* begin *

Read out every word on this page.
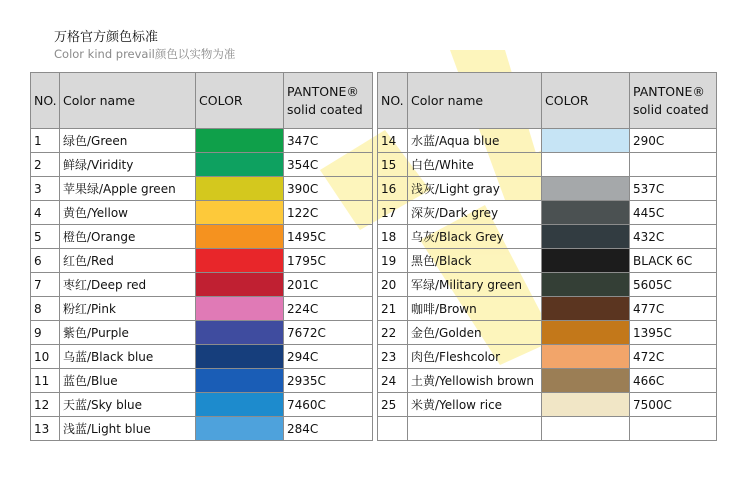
万格官方颜色标准
Color kind prevail颜色以实物为准
NO.	Color name	COLOR	PANTONE®
solid coated
1	绿色/Green		347C
2	鲜绿/Viridity		354C
3	苹果绿/Apple green		390C
4	黄色/Yellow		122C
5	橙色/Orange		1495C
6	红色/Red		1795C
7	枣红/Deep red		201C
8	粉红/Pink		224C
9	紫色/Purple		7672C
10	乌蓝/Black blue		294C
11	蓝色/Blue		2935C
12	天蓝/Sky blue		7460C
13	浅蓝/Light blue		284C
NO.	Color name	COLOR	PANTONE®
solid coated
14	水蓝/Aqua blue		290C
15	白色/White	

16	浅灰/Light gray		537C
17	深灰/Dark grey		445C
18	乌灰/Black Grey		432C
19	黑色/Black		BLACK 6C
20	军绿/Military green		5605C
21	咖啡/Brown		477C
22	金色/Golden		1395C
23	肉色/Fleshcolor		472C
24	土黄/Yellowish brown		466C
25	米黄/Yellow rice		7500C
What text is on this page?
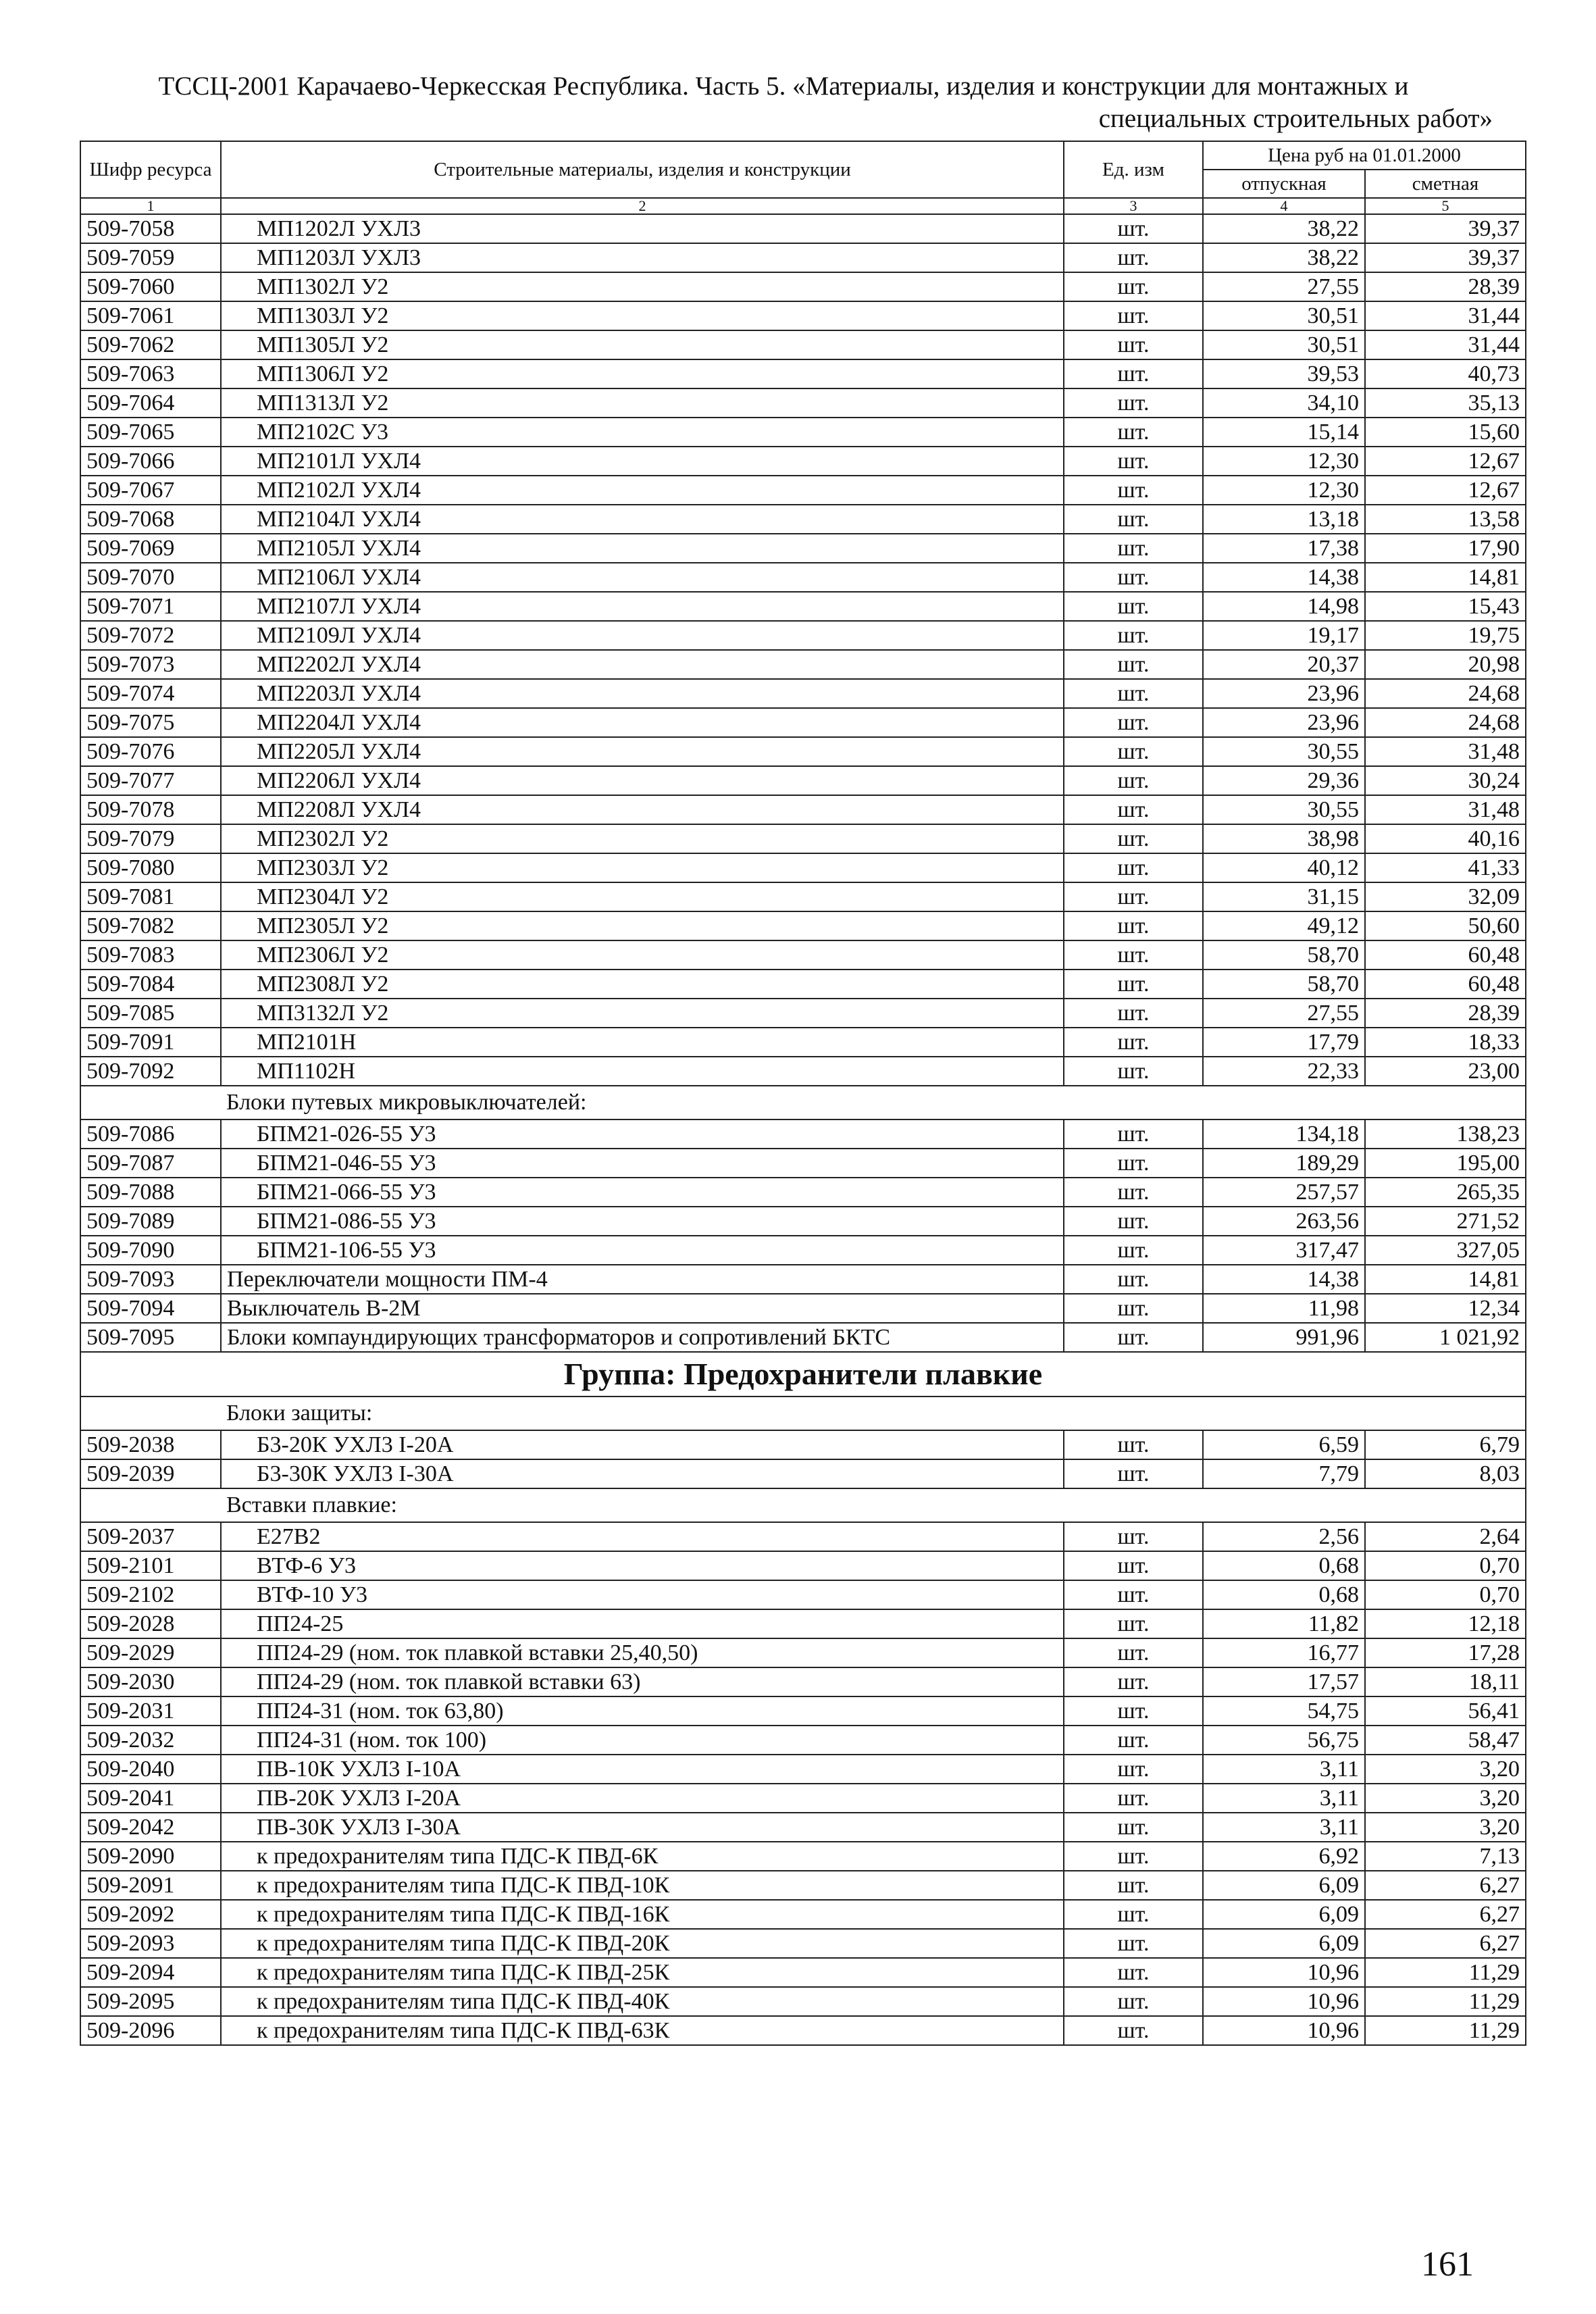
ТССЦ-2001 Карачаево-Черкесская Республика. Часть 5. «Материалы, изделия и конструкции для монтажных и
специальных строительных работ»
Шифр ресурса	Строительные материалы, изделия и конструкции	Ед. изм	Цена руб на 01.01.2000	
			отпускная	сметная
1	2	3	4	5
509-7058	МП1202Л УХЛ3	шт.	38,22	39,37
509-7059	МП1203Л УХЛ3	шт.	38,22	39,37
509-7060	МП1302Л У2	шт.	27,55	28,39
509-7061	МП1303Л У2	шт.	30,51	31,44
509-7062	МП1305Л У2	шт.	30,51	31,44
509-7063	МП1306Л У2	шт.	39,53	40,73
509-7064	МП1313Л У2	шт.	34,10	35,13
509-7065	МП2102С У3	шт.	15,14	15,60
509-7066	МП2101Л УХЛ4	шт.	12,30	12,67
509-7067	МП2102Л УХЛ4	шт.	12,30	12,67
509-7068	МП2104Л УХЛ4	шт.	13,18	13,58
509-7069	МП2105Л УХЛ4	шт.	17,38	17,90
509-7070	МП2106Л УХЛ4	шт.	14,38	14,81
509-7071	МП2107Л УХЛ4	шт.	14,98	15,43
509-7072	МП2109Л УХЛ4	шт.	19,17	19,75
509-7073	МП2202Л УХЛ4	шт.	20,37	20,98
509-7074	МП2203Л УХЛ4	шт.	23,96	24,68
509-7075	МП2204Л УХЛ4	шт.	23,96	24,68
509-7076	МП2205Л УХЛ4	шт.	30,55	31,48
509-7077	МП2206Л УХЛ4	шт.	29,36	30,24
509-7078	МП2208Л УХЛ4	шт.	30,55	31,48
509-7079	МП2302Л У2	шт.	38,98	40,16
509-7080	МП2303Л У2	шт.	40,12	41,33
509-7081	МП2304Л У2	шт.	31,15	32,09
509-7082	МП2305Л У2	шт.	49,12	50,60
509-7083	МП2306Л У2	шт.	58,70	60,48
509-7084	МП2308Л У2	шт.	58,70	60,48
509-7085	МП3132Л У2	шт.	27,55	28,39
509-7091	МП2101Н	шт.	17,79	18,33
509-7092	МП1102Н	шт.	22,33	23,00
	Блоки путевых микровыключателей:			
509-7086	БПМ21-026-55 У3	шт.	134,18	138,23
509-7087	БПМ21-046-55 У3	шт.	189,29	195,00
509-7088	БПМ21-066-55 У3	шт.	257,57	265,35
509-7089	БПМ21-086-55 У3	шт.	263,56	271,52
509-7090	БПМ21-106-55 У3	шт.	317,47	327,05
509-7093	Переключатели мощности ПМ-4	шт.	14,38	14,81
509-7094	Выключатель В-2М	шт.	11,98	12,34
509-7095	Блоки компаундирующих трансформаторов и сопротивлений БКТС	шт.	991,96	1 021,92
Группа: Предохранители плавкие				
	Блоки защиты:			
509-2038	Б3-20К УХЛ3 I-20А	шт.	6,59	6,79
509-2039	Б3-30К УХЛ3 I-30А	шт.	7,79	8,03
	Вставки плавкие:			
509-2037	Е27В2	шт.	2,56	2,64
509-2101	ВТФ-6 У3	шт.	0,68	0,70
509-2102	ВТФ-10 У3	шт.	0,68	0,70
509-2028	ПП24-25	шт.	11,82	12,18
509-2029	ПП24-29 (ном. ток плавкой вставки 25,40,50)	шт.	16,77	17,28
509-2030	ПП24-29 (ном. ток плавкой вставки 63)	шт.	17,57	18,11
509-2031	ПП24-31 (ном. ток 63,80)	шт.	54,75	56,41
509-2032	ПП24-31 (ном. ток 100)	шт.	56,75	58,47
509-2040	ПВ-10К УХЛ3 I-10А	шт.	3,11	3,20
509-2041	ПВ-20К УХЛ3 I-20А	шт.	3,11	3,20
509-2042	ПВ-30К УХЛ3 I-30А	шт.	3,11	3,20
509-2090	к предохранителям типа ПДС-К ПВД-6К	шт.	6,92	7,13
509-2091	к предохранителям типа ПДС-К ПВД-10К	шт.	6,09	6,27
509-2092	к предохранителям типа ПДС-К ПВД-16К	шт.	6,09	6,27
509-2093	к предохранителям типа ПДС-К ПВД-20К	шт.	6,09	6,27
509-2094	к предохранителям типа ПДС-К ПВД-25К	шт.	10,96	11,29
509-2095	к предохранителям типа ПДС-К ПВД-40К	шт.	10,96	11,29
509-2096	к предохранителям типа ПДС-К ПВД-63К	шт.	10,96	11,29
161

* end *

§ **Aim**: Restate the data above word for word. Skip every picture.

§ **Reply to the exercise**:
Read out every word on this page.
万格官方颜色标准
Color kind prevail颜色以实物为准
NO.	Color name	COLOR	PANTONE®
solid coated
1	绿色/Green		347C
2	鲜绿/Viridity		354C
3	苹果绿/Apple green		390C
4	黄色/Yellow		122C
5	橙色/Orange		1495C
6	红色/Red		1795C
7	枣红/Deep red		201C
8	粉红/Pink		224C
9	紫色/Purple		7672C
10	乌蓝/Black blue		294C
11	蓝色/Blue		2935C
12	天蓝/Sky blue		7460C
13	浅蓝/Light blue		284C
NO.	Color name	COLOR	PANTONE®
solid coated
14	水蓝/Aqua blue		290C
15	白色/White	

16	浅灰/Light gray		537C
17	深灰/Dark grey		445C
18	乌灰/Black Grey		432C
19	黑色/Black		BLACK 6C
20	军绿/Military green		5605C
21	咖啡/Brown		477C
22	金色/Golden		1395C
23	肉色/Fleshcolor		472C
24	土黄/Yellowish brown		466C
25	米黄/Yellow rice		7500C
What text is on this page?
ТССЦ-2001 Карачаево-Черкесская Республика. Часть 5. «Материалы, изделия и конструкции для монтажных и
специальных строительных работ»
Шифр ресурса	Строительные материалы, изделия и конструкции	Ед. изм	Цена руб на 01.01.2000	
			отпускная	сметная
1	2	3	4	5
509-7058	МП1202Л УХЛ3	шт.	38,22	39,37
509-7059	МП1203Л УХЛ3	шт.	38,22	39,37
509-7060	МП1302Л У2	шт.	27,55	28,39
509-7061	МП1303Л У2	шт.	30,51	31,44
509-7062	МП1305Л У2	шт.	30,51	31,44
509-7063	МП1306Л У2	шт.	39,53	40,73
509-7064	МП1313Л У2	шт.	34,10	35,13
509-7065	МП2102С У3	шт.	15,14	15,60
509-7066	МП2101Л УХЛ4	шт.	12,30	12,67
509-7067	МП2102Л УХЛ4	шт.	12,30	12,67
509-7068	МП2104Л УХЛ4	шт.	13,18	13,58
509-7069	МП2105Л УХЛ4	шт.	17,38	17,90
509-7070	МП2106Л УХЛ4	шт.	14,38	14,81
509-7071	МП2107Л УХЛ4	шт.	14,98	15,43
509-7072	МП2109Л УХЛ4	шт.	19,17	19,75
509-7073	МП2202Л УХЛ4	шт.	20,37	20,98
509-7074	МП2203Л УХЛ4	шт.	23,96	24,68
509-7075	МП2204Л УХЛ4	шт.	23,96	24,68
509-7076	МП2205Л УХЛ4	шт.	30,55	31,48
509-7077	МП2206Л УХЛ4	шт.	29,36	30,24
509-7078	МП2208Л УХЛ4	шт.	30,55	31,48
509-7079	МП2302Л У2	шт.	38,98	40,16
509-7080	МП2303Л У2	шт.	40,12	41,33
509-7081	МП2304Л У2	шт.	31,15	32,09
509-7082	МП2305Л У2	шт.	49,12	50,60
509-7083	МП2306Л У2	шт.	58,70	60,48
509-7084	МП2308Л У2	шт.	58,70	60,48
509-7085	МП3132Л У2	шт.	27,55	28,39
509-7091	МП2101Н	шт.	17,79	18,33
509-7092	МП1102Н	шт.	22,33	23,00
	Блоки путевых микровыключателей:			
509-7086	БПМ21-026-55 У3	шт.	134,18	138,23
509-7087	БПМ21-046-55 У3	шт.	189,29	195,00
509-7088	БПМ21-066-55 У3	шт.	257,57	265,35
509-7089	БПМ21-086-55 У3	шт.	263,56	271,52
509-7090	БПМ21-106-55 У3	шт.	317,47	327,05
509-7093	Переключатели мощности ПМ-4	шт.	14,38	14,81
509-7094	Выключатель В-2М	шт.	11,98	12,34
509-7095	Блоки компаундирующих трансформаторов и сопротивлений БКТС	шт.	991,96	1 021,92
Группа: Предохранители плавкие				
	Блоки защиты:			
509-2038	Б3-20К УХЛ3 I-20А	шт.	6,59	6,79
509-2039	Б3-30К УХЛ3 I-30А	шт.	7,79	8,03
	Вставки плавкие:			
509-2037	Е27В2	шт.	2,56	2,64
509-2101	ВТФ-6 У3	шт.	0,68	0,70
509-2102	ВТФ-10 У3	шт.	0,68	0,70
509-2028	ПП24-25	шт.	11,82	12,18
509-2029	ПП24-29 (ном. ток плавкой вставки 25,40,50)	шт.	16,77	17,28
509-2030	ПП24-29 (ном. ток плавкой вставки 63)	шт.	17,57	18,11
509-2031	ПП24-31 (ном. ток 63,80)	шт.	54,75	56,41
509-2032	ПП24-31 (ном. ток 100)	шт.	56,75	58,47
509-2040	ПВ-10К УХЛ3 I-10А	шт.	3,11	3,20
509-2041	ПВ-20К УХЛ3 I-20А	шт.	3,11	3,20
509-2042	ПВ-30К УХЛ3 I-30А	шт.	3,11	3,20
509-2090	к предохранителям типа ПДС-К ПВД-6К	шт.	6,92	7,13
509-2091	к предохранителям типа ПДС-К ПВД-10К	шт.	6,09	6,27
509-2092	к предохранителям типа ПДС-К ПВД-16К	шт.	6,09	6,27
509-2093	к предохранителям типа ПДС-К ПВД-20К	шт.	6,09	6,27
509-2094	к предохранителям типа ПДС-К ПВД-25К	шт.	10,96	11,29
509-2095	к предохранителям типа ПДС-К ПВД-40К	шт.	10,96	11,29
509-2096	к предохранителям типа ПДС-К ПВД-63К	шт.	10,96	11,29
161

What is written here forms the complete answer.